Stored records
* START *

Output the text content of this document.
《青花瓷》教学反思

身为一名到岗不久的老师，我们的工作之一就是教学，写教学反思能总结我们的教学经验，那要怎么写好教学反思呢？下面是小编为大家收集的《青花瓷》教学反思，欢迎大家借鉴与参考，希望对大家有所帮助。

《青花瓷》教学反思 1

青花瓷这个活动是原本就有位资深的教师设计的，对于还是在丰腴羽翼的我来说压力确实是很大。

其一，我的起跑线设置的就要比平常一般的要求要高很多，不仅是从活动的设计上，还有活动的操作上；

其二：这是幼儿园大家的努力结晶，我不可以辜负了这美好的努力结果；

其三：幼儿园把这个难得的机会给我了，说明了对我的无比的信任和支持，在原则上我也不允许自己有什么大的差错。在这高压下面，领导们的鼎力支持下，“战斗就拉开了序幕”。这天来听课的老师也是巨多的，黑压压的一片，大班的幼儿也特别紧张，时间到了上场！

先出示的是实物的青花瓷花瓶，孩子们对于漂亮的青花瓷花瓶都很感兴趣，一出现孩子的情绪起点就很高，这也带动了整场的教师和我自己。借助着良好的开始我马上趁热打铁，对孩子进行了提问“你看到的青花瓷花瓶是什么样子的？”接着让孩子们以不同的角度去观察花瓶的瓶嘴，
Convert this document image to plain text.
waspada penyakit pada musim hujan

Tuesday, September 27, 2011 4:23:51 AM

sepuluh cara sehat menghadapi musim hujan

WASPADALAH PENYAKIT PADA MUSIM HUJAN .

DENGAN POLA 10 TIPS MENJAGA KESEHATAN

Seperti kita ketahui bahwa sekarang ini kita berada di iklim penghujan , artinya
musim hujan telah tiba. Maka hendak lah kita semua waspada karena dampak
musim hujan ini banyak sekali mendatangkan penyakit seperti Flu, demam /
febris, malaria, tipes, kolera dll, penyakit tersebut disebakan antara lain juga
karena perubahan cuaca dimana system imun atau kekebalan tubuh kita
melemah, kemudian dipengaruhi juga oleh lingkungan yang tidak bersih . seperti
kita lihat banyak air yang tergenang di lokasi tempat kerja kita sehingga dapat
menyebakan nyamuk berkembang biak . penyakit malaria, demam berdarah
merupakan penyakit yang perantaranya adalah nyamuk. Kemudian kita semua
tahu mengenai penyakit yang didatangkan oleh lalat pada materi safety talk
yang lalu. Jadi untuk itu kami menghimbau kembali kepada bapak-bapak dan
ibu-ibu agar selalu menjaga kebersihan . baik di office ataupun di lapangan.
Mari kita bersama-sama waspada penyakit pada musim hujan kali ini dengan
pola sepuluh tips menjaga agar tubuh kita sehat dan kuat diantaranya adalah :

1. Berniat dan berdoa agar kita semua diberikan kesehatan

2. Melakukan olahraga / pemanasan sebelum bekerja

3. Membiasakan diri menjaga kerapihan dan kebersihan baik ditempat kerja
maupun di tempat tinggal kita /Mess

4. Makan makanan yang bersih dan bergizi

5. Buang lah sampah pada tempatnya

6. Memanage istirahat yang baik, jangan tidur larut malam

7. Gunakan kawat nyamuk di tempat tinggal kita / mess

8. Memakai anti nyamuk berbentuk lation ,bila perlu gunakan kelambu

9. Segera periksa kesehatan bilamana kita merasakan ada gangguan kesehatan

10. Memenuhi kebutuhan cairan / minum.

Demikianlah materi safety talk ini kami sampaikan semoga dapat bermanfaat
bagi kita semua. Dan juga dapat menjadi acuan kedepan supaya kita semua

* END *

* The task *
Reproduce each record exactly, leaving nothing out.

* Response for this exercise *
Output the text content of this document.
《青花瓷》教学反思

身为一名到岗不久的老师，我们的工作之一就是教学，写教学反思能总结我们的教学经验，那要怎么写好教学反思呢？下面是小编为大家收集的《青花瓷》教学反思，欢迎大家借鉴与参考，希望对大家有所帮助。

《青花瓷》教学反思 1

青花瓷这个活动是原本就有位资深的教师设计的，对于还是在丰腴羽翼的我来说压力确实是很大。

其一，我的起跑线设置的就要比平常一般的要求要高很多，不仅是从活动的设计上，还有活动的操作上；

其二：这是幼儿园大家的努力结晶，我不可以辜负了这美好的努力结果；

其三：幼儿园把这个难得的机会给我了，说明了对我的无比的信任和支持，在原则上我也不允许自己有什么大的差错。在这高压下面，领导们的鼎力支持下，“战斗就拉开了序幕”。这天来听课的老师也是巨多的，黑压压的一片，大班的幼儿也特别紧张，时间到了上场！

先出示的是实物的青花瓷花瓶，孩子们对于漂亮的青花瓷花瓶都很感兴趣，一出现孩子的情绪起点就很高，这也带动了整场的教师和我自己。借助着良好的开始我马上趁热打铁，对孩子进行了提问“你看到的青花瓷花瓶是什么样子的？”接着让孩子们以不同的角度去观察花瓶的瓶嘴，
Convert this document image to plain text.
waspada penyakit pada musim hujan

Tuesday, September 27, 2011 4:23:51 AM

sepuluh cara sehat menghadapi musim hujan

WASPADALAH PENYAKIT PADA MUSIM HUJAN .

DENGAN POLA 10 TIPS MENJAGA KESEHATAN

Seperti kita ketahui bahwa sekarang ini kita berada di iklim penghujan , artinya
musim hujan telah tiba. Maka hendak lah kita semua waspada karena dampak
musim hujan ini banyak sekali mendatangkan penyakit seperti Flu, demam /
febris, malaria, tipes, kolera dll, penyakit tersebut disebakan antara lain juga
karena perubahan cuaca dimana system imun atau kekebalan tubuh kita
melemah, kemudian dipengaruhi juga oleh lingkungan yang tidak bersih . seperti
kita lihat banyak air yang tergenang di lokasi tempat kerja kita sehingga dapat
menyebakan nyamuk berkembang biak . penyakit malaria, demam berdarah
merupakan penyakit yang perantaranya adalah nyamuk. Kemudian kita semua
tahu mengenai penyakit yang didatangkan oleh lalat pada materi safety talk
yang lalu. Jadi untuk itu kami menghimbau kembali kepada bapak-bapak dan
ibu-ibu agar selalu menjaga kebersihan . baik di office ataupun di lapangan.
Mari kita bersama-sama waspada penyakit pada musim hujan kali ini dengan
pola sepuluh tips menjaga agar tubuh kita sehat dan kuat diantaranya adalah :

1. Berniat dan berdoa agar kita semua diberikan kesehatan

2. Melakukan olahraga / pemanasan sebelum bekerja

3. Membiasakan diri menjaga kerapihan dan kebersihan baik ditempat kerja
maupun di tempat tinggal kita /Mess

4. Makan makanan yang bersih dan bergizi

5. Buang lah sampah pada tempatnya

6. Memanage istirahat yang baik, jangan tidur larut malam

7. Gunakan kawat nyamuk di tempat tinggal kita / mess

8. Memakai anti nyamuk berbentuk lation ,bila perlu gunakan kelambu

9. Segera periksa kesehatan bilamana kita merasakan ada gangguan kesehatan

10. Memenuhi kebutuhan cairan / minum.

Demikianlah materi safety talk ini kami sampaikan semoga dapat bermanfaat
bagi kita semua. Dan juga dapat menjadi acuan kedepan supaya kita semua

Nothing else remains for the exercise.